▶ _Exercise_
Gather every line below where "icon" appears.
□ □ □ □ □
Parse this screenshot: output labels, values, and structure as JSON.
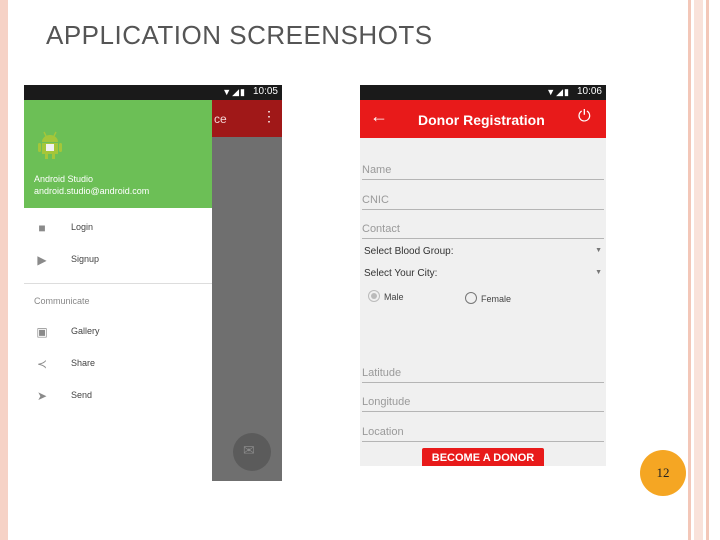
{
  "slide": {
    "title": "APPLICATION SCREENSHOTS",
    "page_number": "12"
  },
  "phone1": {
    "status_time": "10:05",
    "toolbar_partial_text": "ce",
    "drawer": {
      "user_name": "Android Studio",
      "user_email": "android.studio@android.com",
      "items": [
        {
          "label": "Login",
          "icon": "camera-icon"
        },
        {
          "label": "Signup",
          "icon": "play-icon"
        }
      ],
      "section_label": "Communicate",
      "section_items": [
        {
          "label": "Gallery",
          "icon": "image-icon"
        },
        {
          "label": "Share",
          "icon": "share-icon"
        },
        {
          "label": "Send",
          "icon": "send-icon"
        }
      ]
    }
  },
  "phone2": {
    "status_time": "10:06",
    "title": "Donor Registration",
    "fields": {
      "name": "Name",
      "cnic": "CNIC",
      "contact": "Contact",
      "latitude": "Latitude",
      "longitude": "Longitude",
      "location": "Location"
    },
    "selects": {
      "blood_group": "Select Blood Group:",
      "city": "Select Your City:"
    },
    "gender": {
      "male": "Male",
      "female": "Female",
      "selected": "male"
    },
    "submit_label": "BECOME A DONOR"
  },
  "colors": {
    "drawer_header": "#6cbf56",
    "toolbar_red": "#e81a1a",
    "page_badge": "#f5a623"
  }
}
□ □ □ □ □
▶ _Task solution_
          "icon": "camera-icon"
          "icon": "play-icon"
          "icon": "image-icon"
          "icon": "share-icon"
          "icon": "send-icon"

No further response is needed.